--- AIM ---
Give a verbatim quotation of every record.

Dataset excerpt:
______________________________
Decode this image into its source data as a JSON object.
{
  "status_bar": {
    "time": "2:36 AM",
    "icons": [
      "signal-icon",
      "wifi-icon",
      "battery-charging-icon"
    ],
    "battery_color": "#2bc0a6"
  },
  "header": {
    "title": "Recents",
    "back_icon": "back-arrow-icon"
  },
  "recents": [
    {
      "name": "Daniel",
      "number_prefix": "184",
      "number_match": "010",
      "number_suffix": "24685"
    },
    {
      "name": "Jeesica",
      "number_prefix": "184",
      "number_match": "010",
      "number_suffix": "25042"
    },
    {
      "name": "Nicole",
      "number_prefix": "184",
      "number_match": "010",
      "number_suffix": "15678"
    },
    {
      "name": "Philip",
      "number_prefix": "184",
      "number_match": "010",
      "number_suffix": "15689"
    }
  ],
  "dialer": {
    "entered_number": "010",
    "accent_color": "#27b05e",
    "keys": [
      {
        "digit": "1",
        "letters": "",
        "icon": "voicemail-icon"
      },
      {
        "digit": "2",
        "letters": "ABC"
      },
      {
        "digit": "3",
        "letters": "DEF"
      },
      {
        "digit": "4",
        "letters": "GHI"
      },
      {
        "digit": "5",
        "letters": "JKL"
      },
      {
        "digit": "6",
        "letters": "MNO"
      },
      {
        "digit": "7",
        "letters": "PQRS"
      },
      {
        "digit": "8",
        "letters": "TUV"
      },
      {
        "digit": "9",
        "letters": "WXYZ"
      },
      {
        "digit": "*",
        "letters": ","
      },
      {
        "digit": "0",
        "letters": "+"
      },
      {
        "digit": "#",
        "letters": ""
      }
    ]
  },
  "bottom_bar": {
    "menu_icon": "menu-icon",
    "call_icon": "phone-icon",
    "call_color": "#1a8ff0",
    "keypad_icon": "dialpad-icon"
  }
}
______________________________
--- ANSWER IN FULL ---
Decode this image into its source data as a JSON object.
{
  "status_bar": {
    "time": "2:36 AM",
    "icons": [
      "signal-icon",
      "wifi-icon",
      "battery-charging-icon"
    ],
    "battery_color": "#2bc0a6"
  },
  "header": {
    "title": "Recents",
    "back_icon": "back-arrow-icon"
  },
  "recents": [
    {
      "name": "Daniel",
      "number_prefix": "184",
      "number_match": "010",
      "number_suffix": "24685"
    },
    {
      "name": "Jeesica",
      "number_prefix": "184",
      "number_match": "010",
      "number_suffix": "25042"
    },
    {
      "name": "Nicole",
      "number_prefix": "184",
      "number_match": "010",
      "number_suffix": "15678"
    },
    {
      "name": "Philip",
      "number_prefix": "184",
      "number_match": "010",
      "number_suffix": "15689"
    }
  ],
  "dialer": {
    "entered_number": "010",
    "accent_color": "#27b05e",
    "keys": [
      {
        "digit": "1",
        "letters": "",
        "icon": "voicemail-icon"
      },
      {
        "digit": "2",
        "letters": "ABC"
      },
      {
        "digit": "3",
        "letters": "DEF"
      },
      {
        "digit": "4",
        "letters": "GHI"
      },
      {
        "digit": "5",
        "letters": "JKL"
      },
      {
        "digit": "6",
        "letters": "MNO"
      },
      {
        "digit": "7",
        "letters": "PQRS"
      },
      {
        "digit": "8",
        "letters": "TUV"
      },
      {
        "digit": "9",
        "letters": "WXYZ"
      },
      {
        "digit": "*",
        "letters": ","
      },
      {
        "digit": "0",
        "letters": "+"
      },
      {
        "digit": "#",
        "letters": ""
      }
    ]
  },
  "bottom_bar": {
    "menu_icon": "menu-icon",
    "call_icon": "phone-icon",
    "call_color": "#1a8ff0",
    "keypad_icon": "dialpad-icon"
  }
}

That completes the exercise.